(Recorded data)

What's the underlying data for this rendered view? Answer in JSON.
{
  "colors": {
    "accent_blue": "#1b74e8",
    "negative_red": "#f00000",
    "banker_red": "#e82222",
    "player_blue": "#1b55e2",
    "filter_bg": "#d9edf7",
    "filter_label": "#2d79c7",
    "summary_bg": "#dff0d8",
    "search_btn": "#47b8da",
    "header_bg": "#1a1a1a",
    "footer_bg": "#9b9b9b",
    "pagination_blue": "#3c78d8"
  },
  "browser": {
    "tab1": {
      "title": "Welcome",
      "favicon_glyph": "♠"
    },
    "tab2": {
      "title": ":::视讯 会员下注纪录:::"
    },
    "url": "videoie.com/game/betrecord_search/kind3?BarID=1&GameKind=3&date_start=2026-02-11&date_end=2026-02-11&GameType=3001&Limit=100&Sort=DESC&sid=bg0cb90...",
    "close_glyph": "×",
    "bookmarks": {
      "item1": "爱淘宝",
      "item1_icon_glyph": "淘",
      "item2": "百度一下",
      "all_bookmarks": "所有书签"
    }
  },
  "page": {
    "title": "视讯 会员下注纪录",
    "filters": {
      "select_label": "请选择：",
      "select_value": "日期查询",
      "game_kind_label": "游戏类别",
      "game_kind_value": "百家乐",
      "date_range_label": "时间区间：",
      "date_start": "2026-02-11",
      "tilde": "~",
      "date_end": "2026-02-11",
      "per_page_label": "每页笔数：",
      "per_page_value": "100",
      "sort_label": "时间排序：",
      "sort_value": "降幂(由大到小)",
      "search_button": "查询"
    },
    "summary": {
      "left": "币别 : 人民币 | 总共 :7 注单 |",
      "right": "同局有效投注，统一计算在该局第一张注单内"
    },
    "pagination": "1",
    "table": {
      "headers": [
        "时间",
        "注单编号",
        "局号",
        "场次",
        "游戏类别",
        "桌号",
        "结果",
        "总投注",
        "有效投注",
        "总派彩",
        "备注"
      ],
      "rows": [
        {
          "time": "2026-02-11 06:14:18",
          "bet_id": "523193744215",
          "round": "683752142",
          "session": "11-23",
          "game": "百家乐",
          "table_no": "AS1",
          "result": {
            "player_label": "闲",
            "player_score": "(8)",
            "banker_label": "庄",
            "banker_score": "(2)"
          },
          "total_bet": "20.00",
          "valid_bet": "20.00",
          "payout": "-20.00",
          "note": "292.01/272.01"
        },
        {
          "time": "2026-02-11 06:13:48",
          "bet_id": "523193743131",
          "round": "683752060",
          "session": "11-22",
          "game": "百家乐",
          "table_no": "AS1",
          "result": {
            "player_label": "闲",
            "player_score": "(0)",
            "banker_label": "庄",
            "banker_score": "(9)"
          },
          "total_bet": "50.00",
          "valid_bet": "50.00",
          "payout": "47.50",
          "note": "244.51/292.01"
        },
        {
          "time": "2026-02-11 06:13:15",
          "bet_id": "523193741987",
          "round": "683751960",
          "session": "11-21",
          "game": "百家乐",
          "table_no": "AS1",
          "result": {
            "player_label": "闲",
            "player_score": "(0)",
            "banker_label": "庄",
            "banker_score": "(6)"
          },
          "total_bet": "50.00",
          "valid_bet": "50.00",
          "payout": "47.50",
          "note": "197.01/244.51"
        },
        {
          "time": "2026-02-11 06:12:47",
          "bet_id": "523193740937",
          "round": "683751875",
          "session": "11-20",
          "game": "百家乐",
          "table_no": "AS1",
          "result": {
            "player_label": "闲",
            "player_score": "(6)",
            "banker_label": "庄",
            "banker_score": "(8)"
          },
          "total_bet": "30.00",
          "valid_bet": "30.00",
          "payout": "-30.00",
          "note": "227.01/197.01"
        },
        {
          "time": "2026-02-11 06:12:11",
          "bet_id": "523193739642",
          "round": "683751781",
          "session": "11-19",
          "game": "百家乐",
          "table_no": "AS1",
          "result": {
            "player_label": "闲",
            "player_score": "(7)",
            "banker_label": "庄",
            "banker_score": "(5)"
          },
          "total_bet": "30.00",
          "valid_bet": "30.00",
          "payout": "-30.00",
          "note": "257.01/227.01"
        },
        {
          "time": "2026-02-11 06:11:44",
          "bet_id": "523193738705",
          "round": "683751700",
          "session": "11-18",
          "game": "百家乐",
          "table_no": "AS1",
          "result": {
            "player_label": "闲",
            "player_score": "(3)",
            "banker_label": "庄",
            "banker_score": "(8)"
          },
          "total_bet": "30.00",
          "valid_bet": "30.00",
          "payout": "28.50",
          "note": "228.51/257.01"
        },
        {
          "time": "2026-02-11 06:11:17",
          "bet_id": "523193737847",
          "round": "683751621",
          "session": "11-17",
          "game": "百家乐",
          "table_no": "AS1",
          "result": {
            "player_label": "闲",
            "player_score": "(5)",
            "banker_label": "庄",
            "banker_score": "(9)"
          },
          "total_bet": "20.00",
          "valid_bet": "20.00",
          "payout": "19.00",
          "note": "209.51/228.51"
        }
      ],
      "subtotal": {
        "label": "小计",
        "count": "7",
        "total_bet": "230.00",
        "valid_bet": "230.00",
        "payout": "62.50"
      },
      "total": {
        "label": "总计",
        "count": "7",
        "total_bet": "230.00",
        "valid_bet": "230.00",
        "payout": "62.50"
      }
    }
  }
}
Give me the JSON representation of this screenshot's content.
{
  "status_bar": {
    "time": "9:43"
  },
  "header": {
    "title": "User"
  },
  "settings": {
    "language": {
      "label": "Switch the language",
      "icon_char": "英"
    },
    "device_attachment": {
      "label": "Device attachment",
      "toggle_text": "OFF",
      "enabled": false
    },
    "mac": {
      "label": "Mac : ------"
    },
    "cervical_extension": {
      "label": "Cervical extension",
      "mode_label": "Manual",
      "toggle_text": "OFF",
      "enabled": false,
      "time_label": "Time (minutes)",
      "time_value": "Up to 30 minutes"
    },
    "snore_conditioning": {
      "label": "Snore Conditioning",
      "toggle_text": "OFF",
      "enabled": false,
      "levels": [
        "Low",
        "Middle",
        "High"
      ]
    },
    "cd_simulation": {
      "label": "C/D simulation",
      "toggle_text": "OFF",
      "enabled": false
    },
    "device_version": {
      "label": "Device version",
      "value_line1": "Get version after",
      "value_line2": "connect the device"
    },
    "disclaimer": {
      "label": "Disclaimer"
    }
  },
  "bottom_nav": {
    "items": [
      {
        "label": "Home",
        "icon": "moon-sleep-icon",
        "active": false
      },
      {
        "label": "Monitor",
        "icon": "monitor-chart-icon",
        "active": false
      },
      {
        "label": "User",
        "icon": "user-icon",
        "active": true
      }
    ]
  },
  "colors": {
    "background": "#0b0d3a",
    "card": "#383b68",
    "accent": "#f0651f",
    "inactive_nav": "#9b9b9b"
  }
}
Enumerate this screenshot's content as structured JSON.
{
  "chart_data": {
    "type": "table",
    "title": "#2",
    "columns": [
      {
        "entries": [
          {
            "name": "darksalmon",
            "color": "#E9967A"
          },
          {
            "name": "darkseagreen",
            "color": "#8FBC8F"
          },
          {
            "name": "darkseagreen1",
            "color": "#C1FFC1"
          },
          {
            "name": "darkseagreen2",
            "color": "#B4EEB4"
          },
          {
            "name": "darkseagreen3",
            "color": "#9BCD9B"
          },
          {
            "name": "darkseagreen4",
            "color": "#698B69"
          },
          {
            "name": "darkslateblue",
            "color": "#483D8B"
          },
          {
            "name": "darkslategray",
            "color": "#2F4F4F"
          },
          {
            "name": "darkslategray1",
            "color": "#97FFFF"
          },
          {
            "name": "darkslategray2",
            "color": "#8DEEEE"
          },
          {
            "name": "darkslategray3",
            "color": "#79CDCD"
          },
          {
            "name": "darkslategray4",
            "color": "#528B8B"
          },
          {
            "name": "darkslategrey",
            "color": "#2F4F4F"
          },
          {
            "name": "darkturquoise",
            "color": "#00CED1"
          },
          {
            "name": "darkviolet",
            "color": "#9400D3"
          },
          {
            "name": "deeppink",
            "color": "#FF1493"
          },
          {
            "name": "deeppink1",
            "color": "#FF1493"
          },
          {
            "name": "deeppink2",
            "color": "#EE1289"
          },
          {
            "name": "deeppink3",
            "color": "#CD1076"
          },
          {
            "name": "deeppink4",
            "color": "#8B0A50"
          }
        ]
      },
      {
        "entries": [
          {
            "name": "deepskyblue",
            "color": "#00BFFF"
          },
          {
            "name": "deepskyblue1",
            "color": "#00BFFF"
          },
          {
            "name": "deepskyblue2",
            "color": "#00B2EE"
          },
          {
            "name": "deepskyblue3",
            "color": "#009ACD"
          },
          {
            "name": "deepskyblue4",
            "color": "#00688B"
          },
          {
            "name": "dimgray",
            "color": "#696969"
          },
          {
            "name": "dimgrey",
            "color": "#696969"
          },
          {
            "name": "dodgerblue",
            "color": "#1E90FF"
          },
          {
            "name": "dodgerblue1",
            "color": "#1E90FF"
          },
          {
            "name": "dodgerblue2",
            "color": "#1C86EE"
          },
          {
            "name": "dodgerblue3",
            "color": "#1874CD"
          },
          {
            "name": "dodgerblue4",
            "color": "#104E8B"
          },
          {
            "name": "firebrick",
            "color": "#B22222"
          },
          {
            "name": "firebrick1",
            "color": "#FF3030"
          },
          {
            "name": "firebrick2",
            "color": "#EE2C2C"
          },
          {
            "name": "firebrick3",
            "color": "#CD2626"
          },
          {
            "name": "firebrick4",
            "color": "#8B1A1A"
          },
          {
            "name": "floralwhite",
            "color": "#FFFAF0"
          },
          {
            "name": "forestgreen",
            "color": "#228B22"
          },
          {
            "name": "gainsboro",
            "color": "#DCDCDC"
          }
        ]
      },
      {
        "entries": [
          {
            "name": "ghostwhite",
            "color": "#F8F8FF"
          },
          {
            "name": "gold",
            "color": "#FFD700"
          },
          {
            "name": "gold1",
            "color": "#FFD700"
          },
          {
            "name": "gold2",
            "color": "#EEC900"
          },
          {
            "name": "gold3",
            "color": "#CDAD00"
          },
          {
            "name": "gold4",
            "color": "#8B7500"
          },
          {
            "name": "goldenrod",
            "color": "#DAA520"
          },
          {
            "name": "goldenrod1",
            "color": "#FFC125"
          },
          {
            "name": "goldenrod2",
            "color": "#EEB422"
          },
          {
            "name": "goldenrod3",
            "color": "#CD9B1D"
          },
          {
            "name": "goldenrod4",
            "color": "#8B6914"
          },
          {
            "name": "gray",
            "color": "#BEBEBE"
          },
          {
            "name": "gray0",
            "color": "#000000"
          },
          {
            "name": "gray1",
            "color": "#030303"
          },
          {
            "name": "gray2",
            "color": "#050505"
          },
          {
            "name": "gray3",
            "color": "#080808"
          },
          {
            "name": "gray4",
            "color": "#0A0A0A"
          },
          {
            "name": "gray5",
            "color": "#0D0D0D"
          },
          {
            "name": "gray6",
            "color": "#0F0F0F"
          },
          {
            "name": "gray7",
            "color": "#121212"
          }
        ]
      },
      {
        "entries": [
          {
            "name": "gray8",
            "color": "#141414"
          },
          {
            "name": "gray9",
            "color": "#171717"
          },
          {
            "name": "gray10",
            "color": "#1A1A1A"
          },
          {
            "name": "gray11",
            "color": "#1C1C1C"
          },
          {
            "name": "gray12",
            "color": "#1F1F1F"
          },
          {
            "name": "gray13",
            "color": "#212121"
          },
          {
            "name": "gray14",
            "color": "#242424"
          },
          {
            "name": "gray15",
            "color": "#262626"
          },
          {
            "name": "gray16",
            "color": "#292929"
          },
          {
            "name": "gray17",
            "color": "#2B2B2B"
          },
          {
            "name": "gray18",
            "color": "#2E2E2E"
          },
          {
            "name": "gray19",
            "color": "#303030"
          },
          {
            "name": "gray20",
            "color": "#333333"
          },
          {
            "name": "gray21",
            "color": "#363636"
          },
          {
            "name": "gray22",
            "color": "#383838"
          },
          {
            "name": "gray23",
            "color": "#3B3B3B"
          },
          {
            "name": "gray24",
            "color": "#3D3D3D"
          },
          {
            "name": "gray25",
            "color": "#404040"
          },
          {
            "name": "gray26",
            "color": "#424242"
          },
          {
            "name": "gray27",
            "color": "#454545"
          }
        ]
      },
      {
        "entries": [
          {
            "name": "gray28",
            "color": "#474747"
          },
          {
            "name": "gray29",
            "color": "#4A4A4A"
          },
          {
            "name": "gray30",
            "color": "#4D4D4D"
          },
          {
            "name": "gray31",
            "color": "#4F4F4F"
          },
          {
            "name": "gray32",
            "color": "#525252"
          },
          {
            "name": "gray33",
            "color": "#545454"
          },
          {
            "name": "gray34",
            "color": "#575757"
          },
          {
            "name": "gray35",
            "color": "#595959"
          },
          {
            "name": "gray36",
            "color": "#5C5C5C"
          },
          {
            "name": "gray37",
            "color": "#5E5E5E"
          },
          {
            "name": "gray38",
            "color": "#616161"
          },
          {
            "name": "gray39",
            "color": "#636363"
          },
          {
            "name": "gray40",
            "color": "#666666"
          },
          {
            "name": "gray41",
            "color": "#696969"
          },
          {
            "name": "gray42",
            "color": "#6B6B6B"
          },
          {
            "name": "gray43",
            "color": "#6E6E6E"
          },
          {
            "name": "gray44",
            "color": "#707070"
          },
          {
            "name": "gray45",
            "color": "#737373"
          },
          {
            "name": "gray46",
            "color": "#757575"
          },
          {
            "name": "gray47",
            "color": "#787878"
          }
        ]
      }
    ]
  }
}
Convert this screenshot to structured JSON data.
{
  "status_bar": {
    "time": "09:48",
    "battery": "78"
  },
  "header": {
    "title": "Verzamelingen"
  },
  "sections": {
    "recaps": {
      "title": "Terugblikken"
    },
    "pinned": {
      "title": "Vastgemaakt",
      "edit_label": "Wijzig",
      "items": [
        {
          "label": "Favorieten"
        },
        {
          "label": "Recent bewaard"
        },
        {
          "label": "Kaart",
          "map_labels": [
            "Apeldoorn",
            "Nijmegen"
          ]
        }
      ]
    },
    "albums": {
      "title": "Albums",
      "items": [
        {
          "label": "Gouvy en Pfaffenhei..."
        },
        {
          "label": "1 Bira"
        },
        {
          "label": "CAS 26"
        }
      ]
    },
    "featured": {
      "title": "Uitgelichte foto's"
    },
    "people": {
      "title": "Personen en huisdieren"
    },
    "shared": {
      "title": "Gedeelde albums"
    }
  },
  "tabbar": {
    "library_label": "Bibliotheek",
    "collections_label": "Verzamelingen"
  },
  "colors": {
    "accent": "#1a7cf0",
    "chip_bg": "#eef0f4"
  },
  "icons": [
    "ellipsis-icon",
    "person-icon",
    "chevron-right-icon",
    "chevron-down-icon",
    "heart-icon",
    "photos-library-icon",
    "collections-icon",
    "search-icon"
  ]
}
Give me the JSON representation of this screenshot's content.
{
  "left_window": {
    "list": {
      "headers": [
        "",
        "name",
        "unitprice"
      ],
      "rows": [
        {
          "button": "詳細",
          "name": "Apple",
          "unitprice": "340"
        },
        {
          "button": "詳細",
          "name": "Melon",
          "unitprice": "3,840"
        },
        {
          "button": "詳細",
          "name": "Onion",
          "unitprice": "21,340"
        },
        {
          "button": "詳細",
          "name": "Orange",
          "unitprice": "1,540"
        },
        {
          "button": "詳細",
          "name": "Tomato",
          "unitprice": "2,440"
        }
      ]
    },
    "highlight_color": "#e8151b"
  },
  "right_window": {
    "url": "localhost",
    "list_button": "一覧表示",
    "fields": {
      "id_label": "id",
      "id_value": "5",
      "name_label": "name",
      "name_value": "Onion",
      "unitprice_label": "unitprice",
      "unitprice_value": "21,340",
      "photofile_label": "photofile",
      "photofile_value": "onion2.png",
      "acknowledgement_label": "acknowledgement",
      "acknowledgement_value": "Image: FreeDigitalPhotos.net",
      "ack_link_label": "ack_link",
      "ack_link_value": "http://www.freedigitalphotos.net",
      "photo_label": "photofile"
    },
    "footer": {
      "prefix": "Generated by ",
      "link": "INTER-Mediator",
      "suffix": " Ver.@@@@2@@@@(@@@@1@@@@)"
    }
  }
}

## Problem to solve
Out of the records, collect only those lines that contain the string "language".

## Result for this exercise
    "language": {
      "label": "Switch the language",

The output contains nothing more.